- WHAT IS NEEDED: Give only the number of lines in the records that include the string "waveform".

- STORED DATA:
** START **
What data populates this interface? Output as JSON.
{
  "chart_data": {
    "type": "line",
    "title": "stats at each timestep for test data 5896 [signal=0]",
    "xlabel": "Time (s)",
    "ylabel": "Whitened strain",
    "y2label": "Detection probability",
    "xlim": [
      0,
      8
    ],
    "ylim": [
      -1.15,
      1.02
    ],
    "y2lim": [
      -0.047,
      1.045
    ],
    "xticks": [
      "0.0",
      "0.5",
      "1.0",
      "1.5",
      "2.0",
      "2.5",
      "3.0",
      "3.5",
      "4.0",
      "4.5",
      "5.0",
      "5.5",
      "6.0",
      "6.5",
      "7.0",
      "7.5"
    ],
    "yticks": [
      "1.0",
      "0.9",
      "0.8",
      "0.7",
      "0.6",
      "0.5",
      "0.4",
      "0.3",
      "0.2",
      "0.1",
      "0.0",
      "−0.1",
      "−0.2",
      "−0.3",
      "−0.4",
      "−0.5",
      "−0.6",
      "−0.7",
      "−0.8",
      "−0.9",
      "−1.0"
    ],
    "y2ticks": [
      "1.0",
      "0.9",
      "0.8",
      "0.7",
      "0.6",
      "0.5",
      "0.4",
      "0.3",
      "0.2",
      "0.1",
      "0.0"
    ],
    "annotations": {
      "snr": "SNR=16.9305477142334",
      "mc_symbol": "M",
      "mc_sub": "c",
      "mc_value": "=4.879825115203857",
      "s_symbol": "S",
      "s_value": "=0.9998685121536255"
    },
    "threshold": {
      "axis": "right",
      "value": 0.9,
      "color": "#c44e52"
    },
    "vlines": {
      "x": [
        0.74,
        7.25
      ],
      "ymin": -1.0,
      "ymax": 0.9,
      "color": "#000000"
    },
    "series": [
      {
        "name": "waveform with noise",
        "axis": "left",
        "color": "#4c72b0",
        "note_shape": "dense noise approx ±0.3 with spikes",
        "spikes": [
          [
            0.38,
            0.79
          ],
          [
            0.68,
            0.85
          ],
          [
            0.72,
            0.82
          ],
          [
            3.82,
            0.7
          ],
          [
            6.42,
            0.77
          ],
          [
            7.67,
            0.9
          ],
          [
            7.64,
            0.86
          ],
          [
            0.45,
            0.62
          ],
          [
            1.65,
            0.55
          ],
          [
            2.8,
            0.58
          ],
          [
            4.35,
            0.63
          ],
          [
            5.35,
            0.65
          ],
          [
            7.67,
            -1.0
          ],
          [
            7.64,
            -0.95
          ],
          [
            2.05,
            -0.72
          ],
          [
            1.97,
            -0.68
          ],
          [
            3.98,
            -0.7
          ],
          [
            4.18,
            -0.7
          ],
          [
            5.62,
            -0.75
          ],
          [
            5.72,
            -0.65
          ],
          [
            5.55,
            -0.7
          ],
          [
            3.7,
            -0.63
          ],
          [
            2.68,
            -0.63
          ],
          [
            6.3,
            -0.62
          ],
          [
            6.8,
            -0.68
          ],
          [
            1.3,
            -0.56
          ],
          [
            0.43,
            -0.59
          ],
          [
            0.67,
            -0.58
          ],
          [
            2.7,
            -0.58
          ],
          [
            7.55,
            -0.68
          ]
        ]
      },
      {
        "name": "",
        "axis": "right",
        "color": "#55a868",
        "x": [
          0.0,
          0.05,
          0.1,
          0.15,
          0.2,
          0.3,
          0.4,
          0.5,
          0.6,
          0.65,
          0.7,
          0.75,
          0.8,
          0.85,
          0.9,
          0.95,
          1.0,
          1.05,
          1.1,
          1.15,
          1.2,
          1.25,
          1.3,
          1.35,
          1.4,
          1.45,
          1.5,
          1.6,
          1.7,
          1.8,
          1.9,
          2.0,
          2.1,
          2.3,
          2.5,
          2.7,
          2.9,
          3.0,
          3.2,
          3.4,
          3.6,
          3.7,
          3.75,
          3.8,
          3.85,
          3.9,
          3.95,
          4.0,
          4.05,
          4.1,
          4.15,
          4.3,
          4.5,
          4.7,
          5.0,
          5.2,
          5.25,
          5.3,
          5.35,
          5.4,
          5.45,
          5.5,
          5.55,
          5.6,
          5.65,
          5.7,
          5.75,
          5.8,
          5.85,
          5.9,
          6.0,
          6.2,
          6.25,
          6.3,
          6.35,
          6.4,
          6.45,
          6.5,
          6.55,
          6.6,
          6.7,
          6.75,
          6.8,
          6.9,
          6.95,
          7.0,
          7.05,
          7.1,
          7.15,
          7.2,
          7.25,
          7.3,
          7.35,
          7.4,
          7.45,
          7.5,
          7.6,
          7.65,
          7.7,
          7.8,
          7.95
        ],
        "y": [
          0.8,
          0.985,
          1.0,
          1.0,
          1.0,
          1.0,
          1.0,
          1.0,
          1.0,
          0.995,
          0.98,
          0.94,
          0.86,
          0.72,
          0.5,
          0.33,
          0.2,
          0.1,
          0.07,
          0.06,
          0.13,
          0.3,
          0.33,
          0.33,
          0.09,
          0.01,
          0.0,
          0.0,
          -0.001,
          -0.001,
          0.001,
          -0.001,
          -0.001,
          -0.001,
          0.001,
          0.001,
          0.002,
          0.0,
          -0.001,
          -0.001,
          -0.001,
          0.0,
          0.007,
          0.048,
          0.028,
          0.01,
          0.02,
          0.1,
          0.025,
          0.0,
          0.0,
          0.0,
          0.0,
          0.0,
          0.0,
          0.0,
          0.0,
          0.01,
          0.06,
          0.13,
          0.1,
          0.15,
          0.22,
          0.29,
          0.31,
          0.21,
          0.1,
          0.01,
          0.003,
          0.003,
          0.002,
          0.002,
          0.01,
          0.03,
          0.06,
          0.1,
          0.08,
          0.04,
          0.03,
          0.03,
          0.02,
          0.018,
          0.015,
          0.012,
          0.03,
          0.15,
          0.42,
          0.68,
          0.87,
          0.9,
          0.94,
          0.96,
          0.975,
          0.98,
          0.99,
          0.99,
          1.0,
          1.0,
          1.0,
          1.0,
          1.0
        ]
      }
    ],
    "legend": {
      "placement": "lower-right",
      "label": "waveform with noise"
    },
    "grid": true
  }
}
** END **
- TASK ANSWER: 2